* Given exercise 1: Which lines of the records contain the string "option"? Show every such line in full, counting a match only when the case is the same.

Author 8 books208 followers
May 20, 2014
An intriguing study of the Watts uprising, situating it in both a national context of red-baiting and the impact on civil rights struggles of the destruction of any kind of radical class-based organizing, and an international context with its connections to liberation struggles and cold war politics. He argues the uprising marks a full change:

The uprising in Watts was a milestone marking the previous era from what (16) was to come. For blacks it marked the rise of black nationalism, as blacks revolted against police brutality. But what began as a black revolt against the police quickly became a police revolt against blacks. This latter revolt was a milestone too, one marking the onset of a "white backlash" that would propel Ronald Reagan into the governor's mansion in Sacramento and then the White House. White backlash proved to be more potent than what had given it impetus, black nationalism. This too was the meaning of the 1960s (17).


This is part of a larger argument, and I’d guess it is one he is making across several books – I haven’t read the others, but they are all on my list

I have argued that just as the conflict between capitalism and slavery led to the abolition of bonded labor, the conflict between capitalism and the possibilities of socialism led to the abolition of formal Jim Crow. I am certain that at some point in the twenty-first century, historians will be obligated to tackle this important question--the dismantling of legalized segregation by reference to the Cold War (17).


He also has a clear understanding (though he doesn’t use the same language) as those who describe California’s racial hierarchies – he refers to it as compounded racism drawing on Griswold de Castillo:

The impact of the Mexican heritage of California must be considered also. Blacks could receive civil rights concessions for national security reasons; in California there' was the added incentive of a competing, compounded racism. By the time Los Angeles experienced another burst of civil unrest in
1992, the city's Latino, or Spanish-speaking, population was growing more rapidly than monolingual blacks. This created an opportunity for blacks in the city and state to assume the position of "middle man minority" and consequently to gain top posts in City Hall and Sacramento much more rapidly than their Latino counterparts. (18)

* Given exercise 2:
Do these statements agree with the review of the Watts uprising study above? For each one, answer yes or no and quote the deciding words of the review.
(a) The reviewer has already read the author's other books.
(b) For blacks, the uprising in Watts marked the rise of black nationalism.
(c) White backlash proved weaker than black nationalism.

[Page element annotations]
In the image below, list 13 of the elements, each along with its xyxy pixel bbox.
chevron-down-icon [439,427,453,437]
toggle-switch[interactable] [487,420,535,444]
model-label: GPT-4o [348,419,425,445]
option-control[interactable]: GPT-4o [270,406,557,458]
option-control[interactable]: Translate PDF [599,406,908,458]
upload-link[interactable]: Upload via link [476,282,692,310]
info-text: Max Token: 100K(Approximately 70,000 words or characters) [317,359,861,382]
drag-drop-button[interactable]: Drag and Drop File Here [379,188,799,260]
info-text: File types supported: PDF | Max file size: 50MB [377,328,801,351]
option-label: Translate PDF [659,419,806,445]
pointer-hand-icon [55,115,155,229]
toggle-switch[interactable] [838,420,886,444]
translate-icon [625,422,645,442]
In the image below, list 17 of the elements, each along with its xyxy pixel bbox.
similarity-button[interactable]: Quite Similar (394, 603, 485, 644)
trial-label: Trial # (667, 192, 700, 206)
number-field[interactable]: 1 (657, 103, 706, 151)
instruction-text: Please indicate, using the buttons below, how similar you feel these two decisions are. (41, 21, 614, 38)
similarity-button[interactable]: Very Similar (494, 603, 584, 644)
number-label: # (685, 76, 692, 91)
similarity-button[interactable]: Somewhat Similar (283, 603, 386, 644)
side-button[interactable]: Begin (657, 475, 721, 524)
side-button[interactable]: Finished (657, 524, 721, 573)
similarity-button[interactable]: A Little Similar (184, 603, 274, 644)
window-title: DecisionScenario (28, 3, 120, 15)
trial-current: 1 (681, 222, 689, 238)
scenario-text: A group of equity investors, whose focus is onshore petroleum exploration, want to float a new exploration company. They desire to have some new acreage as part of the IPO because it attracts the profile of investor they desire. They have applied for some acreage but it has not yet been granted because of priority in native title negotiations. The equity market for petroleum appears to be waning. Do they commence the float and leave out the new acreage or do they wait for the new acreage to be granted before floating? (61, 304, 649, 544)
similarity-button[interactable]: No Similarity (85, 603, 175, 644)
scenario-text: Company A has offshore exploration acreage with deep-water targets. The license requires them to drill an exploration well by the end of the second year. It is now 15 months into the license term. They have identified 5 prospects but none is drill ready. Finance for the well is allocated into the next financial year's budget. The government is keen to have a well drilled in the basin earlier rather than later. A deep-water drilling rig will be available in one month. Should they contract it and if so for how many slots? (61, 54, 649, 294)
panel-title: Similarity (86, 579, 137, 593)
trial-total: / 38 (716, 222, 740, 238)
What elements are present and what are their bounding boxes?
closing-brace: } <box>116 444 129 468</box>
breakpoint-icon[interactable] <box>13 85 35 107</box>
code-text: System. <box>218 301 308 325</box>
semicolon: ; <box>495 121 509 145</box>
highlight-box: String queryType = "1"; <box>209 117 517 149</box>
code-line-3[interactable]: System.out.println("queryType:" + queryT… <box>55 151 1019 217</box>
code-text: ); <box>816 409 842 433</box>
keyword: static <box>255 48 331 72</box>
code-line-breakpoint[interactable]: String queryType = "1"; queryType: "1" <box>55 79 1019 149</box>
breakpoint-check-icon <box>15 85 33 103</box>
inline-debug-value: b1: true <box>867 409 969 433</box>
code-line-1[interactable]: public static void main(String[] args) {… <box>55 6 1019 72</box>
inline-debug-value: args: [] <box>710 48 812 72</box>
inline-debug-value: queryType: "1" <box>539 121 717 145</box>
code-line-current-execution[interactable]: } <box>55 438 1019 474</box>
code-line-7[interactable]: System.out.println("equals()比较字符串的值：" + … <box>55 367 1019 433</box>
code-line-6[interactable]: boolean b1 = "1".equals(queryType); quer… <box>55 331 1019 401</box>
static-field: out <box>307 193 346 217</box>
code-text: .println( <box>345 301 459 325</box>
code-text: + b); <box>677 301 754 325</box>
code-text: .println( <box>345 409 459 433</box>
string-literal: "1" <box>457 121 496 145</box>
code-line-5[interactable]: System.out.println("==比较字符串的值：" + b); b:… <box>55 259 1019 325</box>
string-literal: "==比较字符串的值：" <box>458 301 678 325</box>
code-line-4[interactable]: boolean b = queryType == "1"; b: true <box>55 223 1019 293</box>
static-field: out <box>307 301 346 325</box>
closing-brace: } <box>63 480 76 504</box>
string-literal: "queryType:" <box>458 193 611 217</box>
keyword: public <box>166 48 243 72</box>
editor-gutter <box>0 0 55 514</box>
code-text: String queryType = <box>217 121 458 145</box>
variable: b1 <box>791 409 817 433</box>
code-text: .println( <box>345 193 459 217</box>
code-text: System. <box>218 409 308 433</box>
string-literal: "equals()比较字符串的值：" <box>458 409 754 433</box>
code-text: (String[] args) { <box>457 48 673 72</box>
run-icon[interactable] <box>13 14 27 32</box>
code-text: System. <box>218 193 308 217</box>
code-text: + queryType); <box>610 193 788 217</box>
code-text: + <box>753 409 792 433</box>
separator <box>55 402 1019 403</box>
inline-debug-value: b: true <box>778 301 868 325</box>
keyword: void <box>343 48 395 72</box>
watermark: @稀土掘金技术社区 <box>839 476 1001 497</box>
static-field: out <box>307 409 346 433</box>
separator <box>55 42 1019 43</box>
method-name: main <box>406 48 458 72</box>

* Full response 1:
option-control[interactable]: GPT-4o [270,406,557,458]
option-control[interactable]: Translate PDF [599,406,908,458]
option-label: Translate PDF [659,419,806,445]

* Full response 2:
(a) No: "I haven’t read the others, but they are all on my list"
(b) Yes: "For blacks it marked the rise of black nationalism"
(c) No: "White backlash proved to be more potent than what had given it impetus, black nationalism."